(Data excerpts)
[Start]
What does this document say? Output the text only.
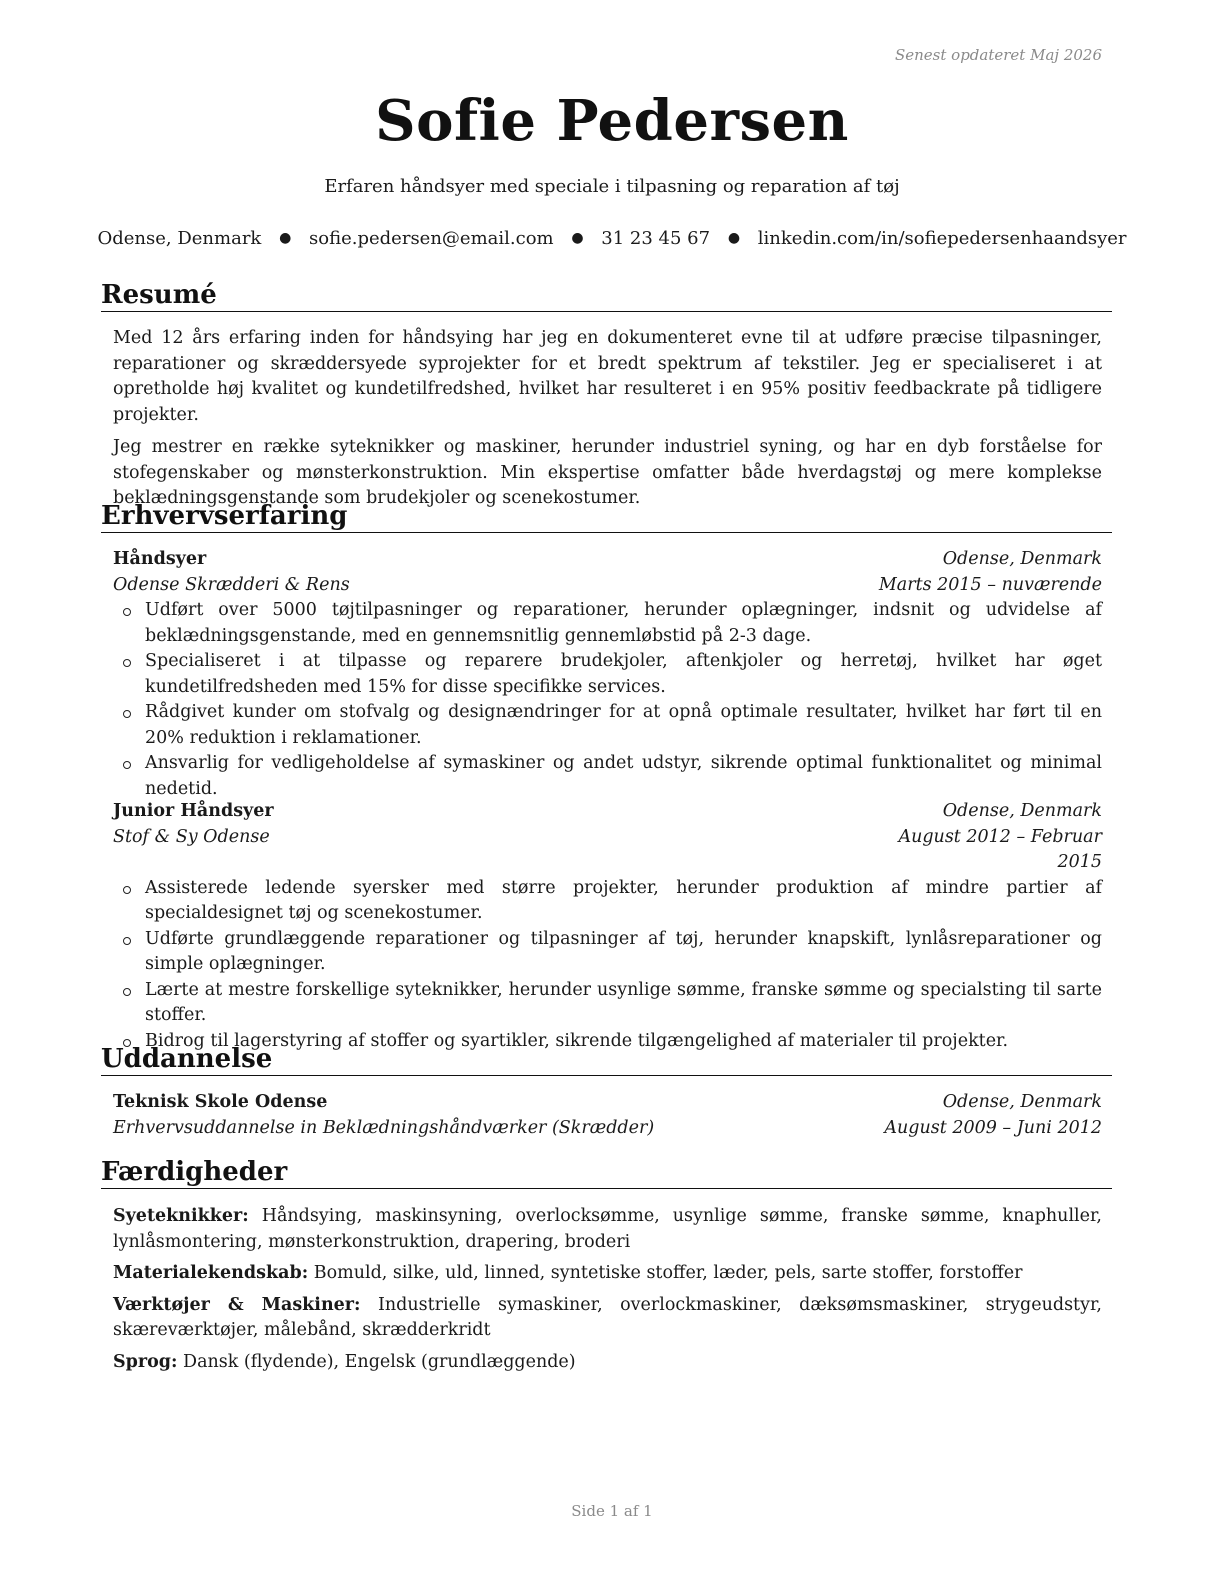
Senest opdateret Maj 2026
Sofie Pedersen
Erfaren håndsyer med speciale i tilpasning og reparation af tøj
Odense, Denmark ● sofie.pedersen@email.com ● 31 23 45 67 ● linkedin.com/in/sofiepedersenhaandsyer
Resumé

Med 12 års erfaring inden for håndsying har jeg en dokumenteret evne til at udføre præcise tilpasninger, reparationer og skræddersyede syprojekter for et bredt spektrum af tekstiler. Jeg er specialiseret i at opretholde høj kvalitet og kundetilfredshed, hvilket har resulteret i en 95% positiv feedbackrate på tidligere projekter.

Jeg mestrer en række syteknikker og maskiner, herunder industriel syning, og har en dyb forståelse for stofegenskaber og mønsterkonstruktion. Min ekspertise omfatter både hverdagstøj og mere komplekse beklædningsgenstande som brudekjoler og scenekostumer.

Erhvervserfaring
Håndsyer	Odense, Denmark
Odense Skrædderi & Rens	Marts 2015 – nuværende
Udført over 5000 tøjtilpasninger og reparationer, herunder oplægninger, indsnit og udvidelse af beklædningsgenstande, med en gennemsnitlig gennemløbstid på 2-3 dage.
Specialiseret i at tilpasse og reparere brudekjoler, aftenkjoler og herretøj, hvilket har øget kundetilfredsheden med 15% for disse specifikke services.
Rådgivet kunder om stofvalg og designændringer for at opnå optimale resultater, hvilket har ført til en 20% reduktion i reklamationer.
Ansvarlig for vedligeholdelse af symaskiner og andet udstyr, sikrende optimal funktionalitet og minimal nedetid.
Junior Håndsyer	Odense, Denmark
Stof & Sy Odense	August 2012 – Februar
2015
Assisterede ledende syersker med større projekter, herunder produktion af mindre partier af specialdesignet tøj og scenekostumer.
Udførte grundlæggende reparationer og tilpasninger af tøj, herunder knapskift, lynlåsreparationer og simple oplægninger.
Lærte at mestre forskellige syteknikker, herunder usynlige sømme, franske sømme og specialsting til sarte stoffer.
Bidrog til lagerstyring af stoffer og syartikler, sikrende tilgængelighed af materialer til projekter.
Uddannelse
Teknisk Skole Odense	Odense, Denmark
Erhvervsuddannelse in Beklædningshåndværker (Skrædder)	August 2009 – Juni 2012
Færdigheder

Syeteknikker: Håndsying, maskinsyning, overlocksømme, usynlige sømme, franske sømme, knaphuller, lynlåsmontering, mønsterkonstruktion, drapering, broderi

Materialekendskab: Bomuld, silke, uld, linned, syntetiske stoffer, læder, pels, sarte stoffer, forstoffer

Værktøjer & Maskiner: Industrielle symaskiner, overlockmaskiner, dæksømsmaskiner, strygeudstyr, skæreværktøjer, målebånd, skrædderkridt

Sprog: Dansk (flydende), Engelsk (grundlæggende)

Side 1 af 1
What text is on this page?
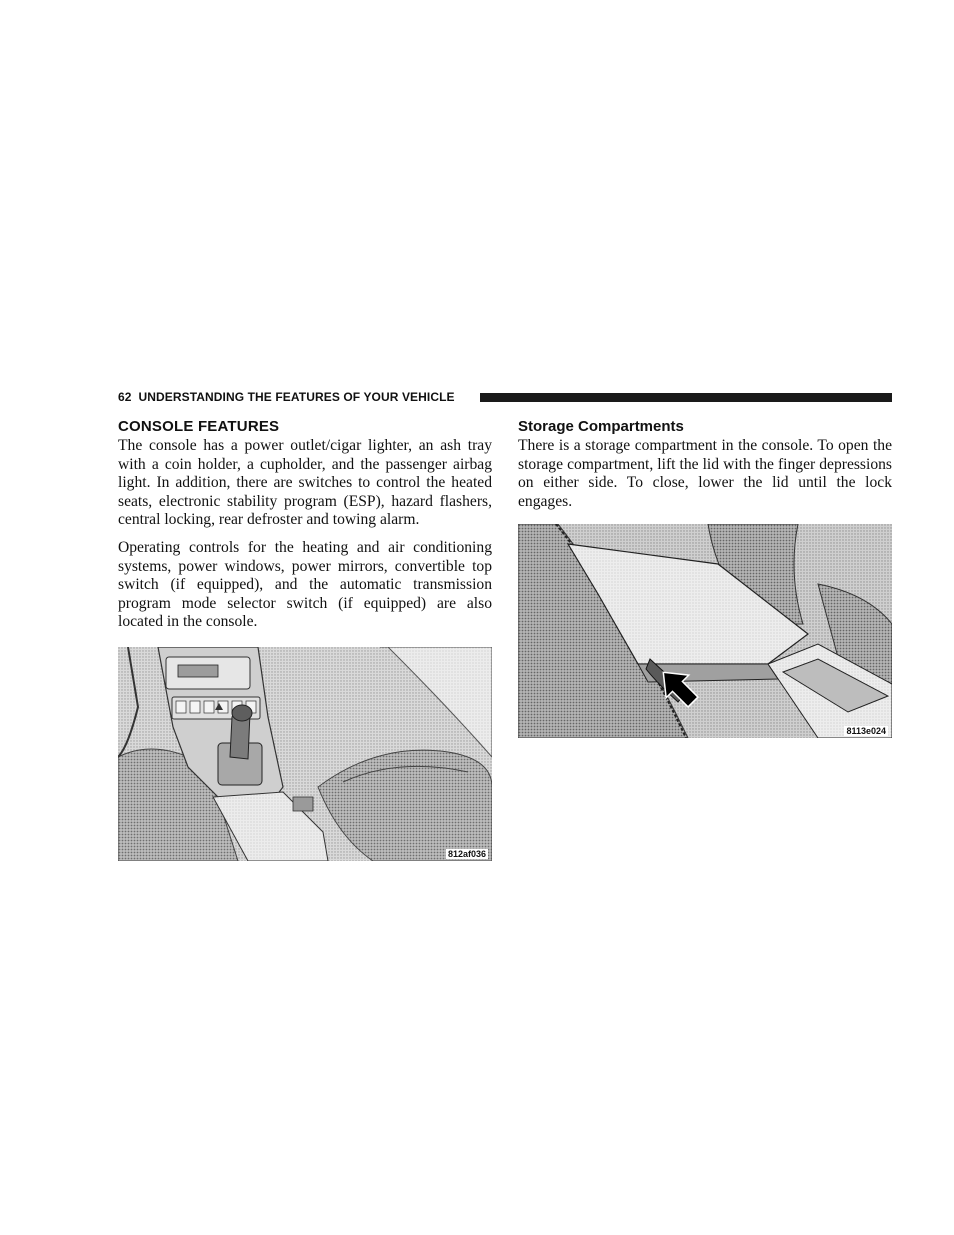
62 UNDERSTANDING THE FEATURES OF YOUR VEHICLE
CONSOLE FEATURES

The console has a power outlet/cigar lighter, an ash tray with a coin holder, a cupholder, and the passenger airbag light. In addition, there are switches to control the heated seats, electronic stability program (ESP), hazard flashers, central locking, rear defroster and towing alarm.

Operating controls for the heating and air conditioning systems, power windows, power mirrors, convertible top switch (if equipped), and the automatic transmission program mode selector switch (if equipped) are also located in the console.

812af036
Storage Compartments

There is a storage compartment in the console. To open the storage compartment, lift the lid with the finger depressions on either side. To close, lower the lid until the lock engages.

8113e024
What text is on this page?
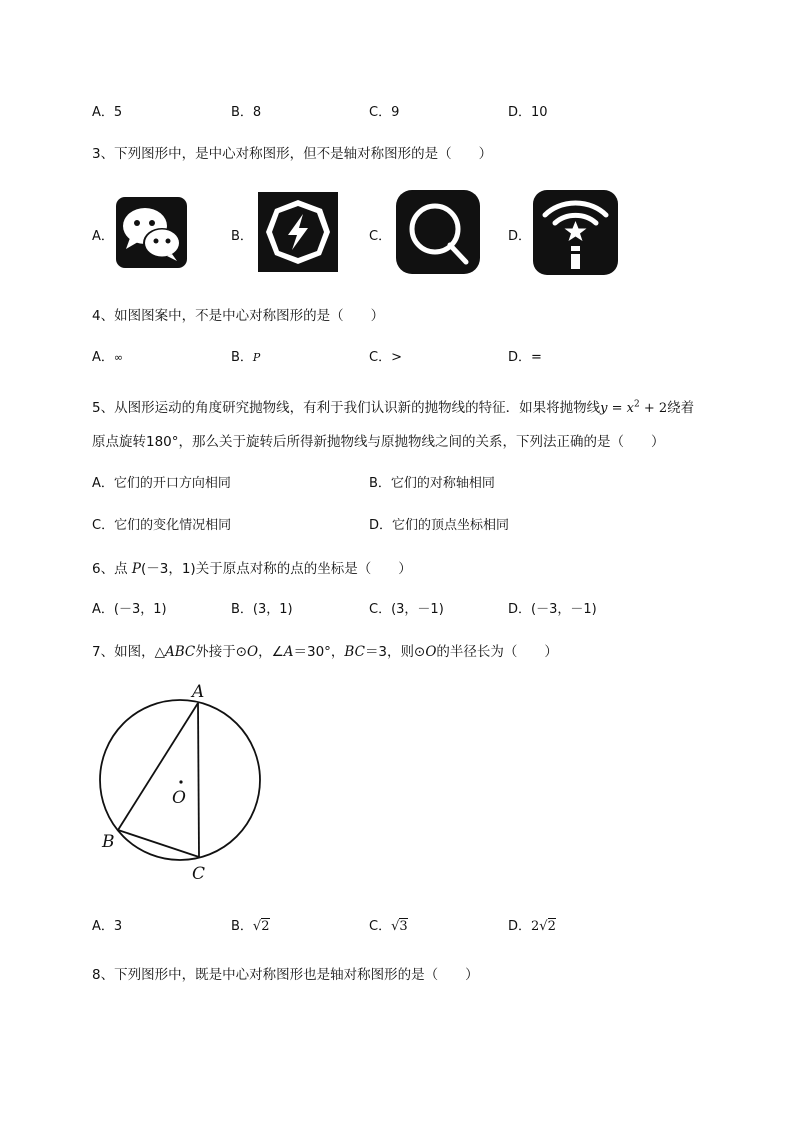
A．5	B．8	C．9	D．10
3、下列图形中，是中心对称图形，但不是轴对称图形的是（　　）
A．	B．	C．	D．
4、如图图案中，不是中心对称图形的是（　　）
A．∞	B．P	C．>	D．=
5、从图形运动的角度研究抛物线，有利于我们认识新的抛物线的特征．如果将抛物线$y = x^2 + 2$绕着
原点旋转180°，那么关于旋转后所得新抛物线与原抛物线之间的关系，下列法正确的是（　　）
A．它们的开口方向相同	B．它们的对称轴相同
C．它们的变化情况相同	D．它们的顶点坐标相同
6、点 P(－3，1)关于原点对称的点的坐标是（　　）
A．(－3，1)	B．(3，1)	C．(3，－1)	D．(－3，－1)
7、如图，△ABC外接于⊙O，∠A＝30°，BC＝3，则⊙O的半径长为（　　）
A
B
C
O
A．3	B．√2	C．√3	D．2√2
8、下列图形中，既是中心对称图形也是轴对称图形的是（　　）
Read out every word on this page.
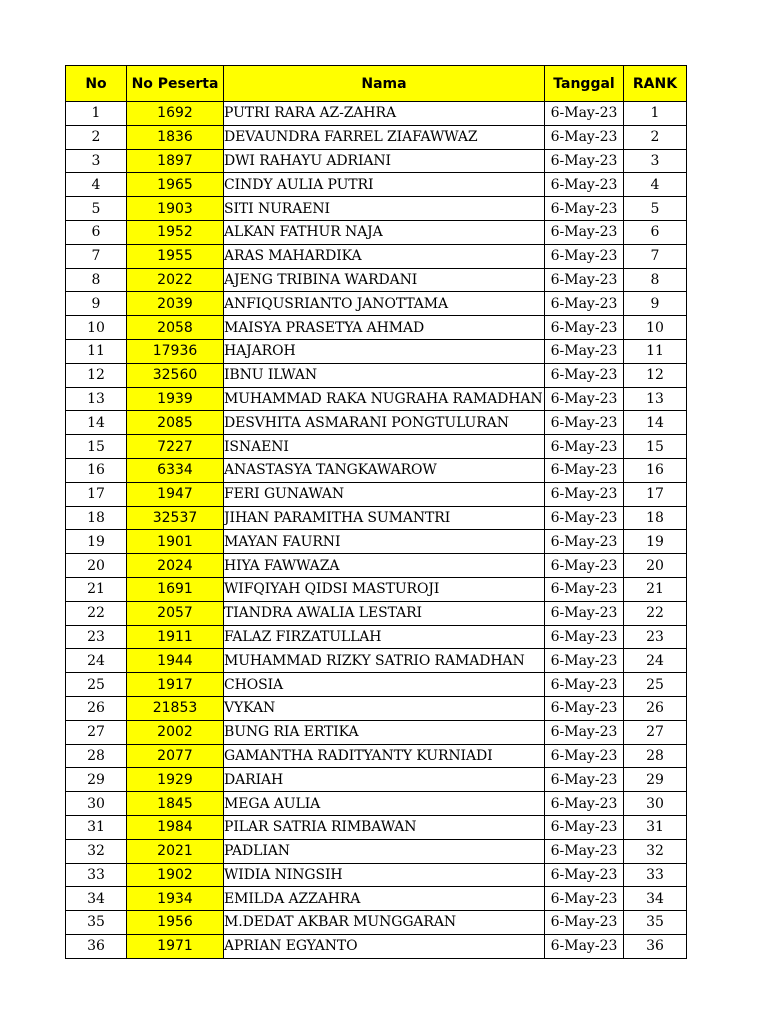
No	No Peserta	Nama	Tanggal	RANK
1	1692	PUTRI RARA AZ-ZAHRA	6-May-23	1
2	1836	DEVAUNDRA FARREL ZIAFAWWAZ	6-May-23	2
3	1897	DWI RAHAYU ADRIANI	6-May-23	3
4	1965	CINDY AULIA PUTRI	6-May-23	4
5	1903	SITI NURAENI	6-May-23	5
6	1952	ALKAN FATHUR NAJA	6-May-23	6
7	1955	ARAS MAHARDIKA	6-May-23	7
8	2022	AJENG TRIBINA WARDANI	6-May-23	8
9	2039	ANFIQUSRIANTO JANOTTAMA	6-May-23	9
10	2058	MAISYA PRASETYA AHMAD	6-May-23	10
11	17936	HAJAROH	6-May-23	11
12	32560	IBNU ILWAN	6-May-23	12
13	1939	MUHAMMAD RAKA NUGRAHA RAMADHAN	6-May-23	13
14	2085	DESVHITA ASMARANI PONGTULURAN	6-May-23	14
15	7227	ISNAENI	6-May-23	15
16	6334	ANASTASYA TANGKAWAROW	6-May-23	16
17	1947	FERI GUNAWAN	6-May-23	17
18	32537	JIHAN PARAMITHA SUMANTRI	6-May-23	18
19	1901	MAYAN FAURNI	6-May-23	19
20	2024	HIYA FAWWAZA	6-May-23	20
21	1691	WIFQIYAH QIDSI MASTUROJI	6-May-23	21
22	2057	TIANDRA AWALIA LESTARI	6-May-23	22
23	1911	FALAZ FIRZATULLAH	6-May-23	23
24	1944	MUHAMMAD RIZKY SATRIO RAMADHAN	6-May-23	24
25	1917	CHOSIA	6-May-23	25
26	21853	VYKAN	6-May-23	26
27	2002	BUNG RIA ERTIKA	6-May-23	27
28	2077	GAMANTHA RADITYANTY KURNIADI	6-May-23	28
29	1929	DARIAH	6-May-23	29
30	1845	MEGA AULIA	6-May-23	30
31	1984	PILAR SATRIA RIMBAWAN	6-May-23	31
32	2021	PADLIAN	6-May-23	32
33	1902	WIDIA NINGSIH	6-May-23	33
34	1934	EMILDA AZZAHRA	6-May-23	34
35	1956	M.DEDAT AKBAR MUNGGARAN	6-May-23	35
36	1971	APRIAN EGYANTO	6-May-23	36
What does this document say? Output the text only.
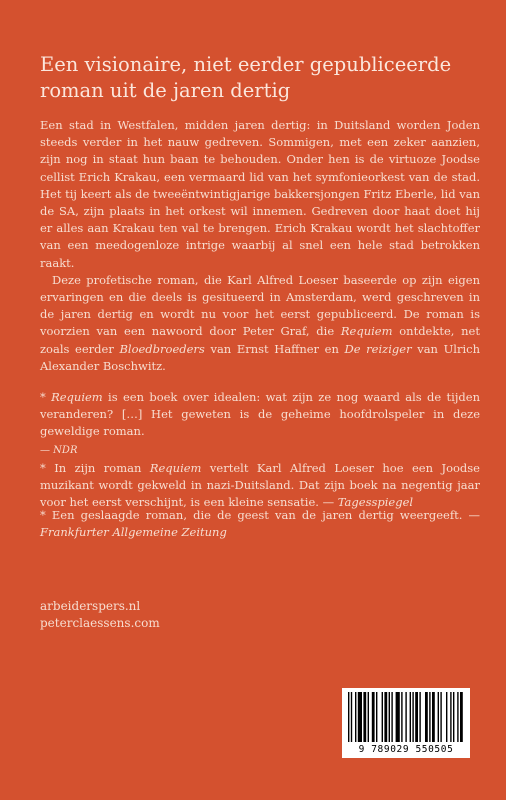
Een visionaire, niet eerder gepubliceerde roman uit de jaren dertig

Een stad in Westfalen, midden jaren dertig: in Duitsland worden Joden steeds verder in het nauw gedreven. Sommigen, met een zeker aanzien, zijn nog in staat hun baan te behouden. Onder hen is de virtuoze Joodse cellist Erich Krakau, een vermaard lid van het symfonieorkest van de stad. Het tij keert als de tweeëntwintigjarige bakkersjongen Fritz Eberle, lid van de SA, zijn plaats in het orkest wil innemen. Gedreven door haat doet hij er alles aan Krakau ten val te brengen. Erich Krakau wordt het slachtoffer van een meedogenloze intrige waarbij al snel een hele stad betrokken raakt.

Deze profetische roman, die Karl Alfred Loeser baseerde op zijn eigen ervaringen en die deels is gesitueerd in Amsterdam, werd geschreven in de jaren dertig en wordt nu voor het eerst gepubliceerd. De roman is voorzien van een nawoord door Peter Graf, die Requiem ontdekte, net zoals eerder Bloedbroeders van Ernst Haffner en De reiziger van Ulrich Alexander Boschwitz.

* Requiem is een boek over idealen: wat zijn ze nog waard als de tijden veranderen? […] Het geweten is de geheime hoofdrolspeler in deze geweldige roman.
— NDR

* In zijn roman Requiem vertelt Karl Alfred Loeser hoe een Joodse muzikant wordt gekweld in nazi-Duitsland. Dat zijn boek na negentig jaar voor het eerst verschijnt, is een kleine sensatie. — Tagesspiegel

* Een geslaagde roman, die de geest van de jaren dertig weergeeft. — Frankfurter Allgemeine Zeitung

arbeiderspers.nl
peterclaessens.com
9 789029 550505
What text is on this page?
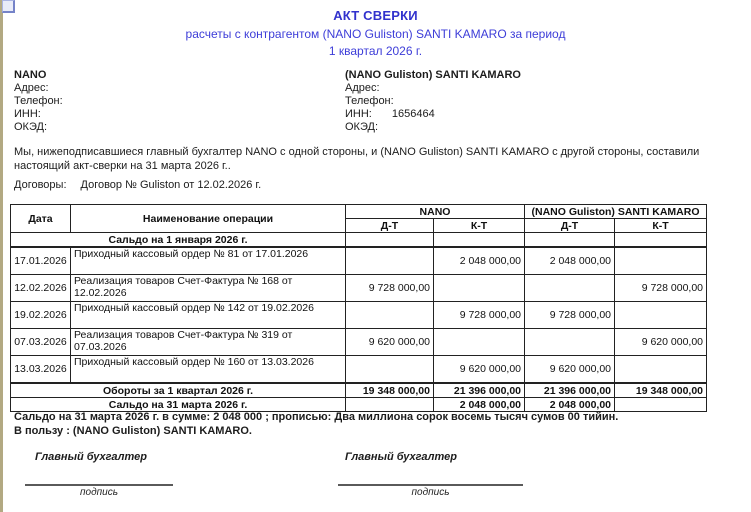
АКТ СВЕРКИ
расчеты с контрагентом (NANO Guliston) SANTI KAMARO за период
1 квартал 2026 г.
NANO
Адрес:
Телефон:
ИНН:
ОКЭД:
(NANO Guliston) SANTI KAMARO
Адрес:
Телефон:
ИНН: 1656464
ОКЭД:
Мы, нижеподписавшиеся главный бухгалтер NANO с одной стороны, и (NANO Guliston) SANTI KAMARO с другой стороны, составили настоящий акт-сверки на 31 марта 2026 г..
Договоры: Договор № Guliston от 12.02.2026 г.
Дата	Наименование операции	NANO		(NANO Guliston) SANTI KAMARO	
		Д-Т	К-Т	Д-Т	К-Т
Сальдо на 1 января 2026 г.					
17.01.2026	Приходный кассовый ордер № 81 от 17.01.2026		2 048 000,00	2 048 000,00	
12.02.2026	Реализация товаров Счет-Фактура № 168 от 12.02.2026	9 728 000,00			9 728 000,00
19.02.2026	Приходный кассовый ордер № 142 от 19.02.2026		9 728 000,00	9 728 000,00	
07.03.2026	Реализация товаров Счет-Фактура № 319 от 07.03.2026	9 620 000,00			9 620 000,00
13.03.2026	Приходный кассовый ордер № 160 от 13.03.2026		9 620 000,00	9 620 000,00	
Обороты за 1 квартал 2026 г.		19 348 000,00	21 396 000,00	21 396 000,00	19 348 000,00
Сальдо на 31 марта 2026 г.			2 048 000,00	2 048 000,00	
Сальдо на 31 марта 2026 г. в сумме: 2 048 000 ; прописью: Два миллиона сорок восемь тысяч сумов 00 тийин.
В пользу : (NANO Guliston) SANTI KAMARO.
Главный бухгалтер	Главный бухгалтер
подпись	подпись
[End]
__Job__
From the records given above, copy all lines containing "кассовый".

__Output__
17.01.2026	Приходный кассовый ордер № 81 от 17.01.2026		2 048 000,00	2 048 000,00	
19.02.2026	Приходный кассовый ордер № 142 от 19.02.2026		9 728 000,00	9 728 000,00	
13.03.2026	Приходный кассовый ордер № 160 от 13.03.2026		9 620 000,00	9 620 000,00	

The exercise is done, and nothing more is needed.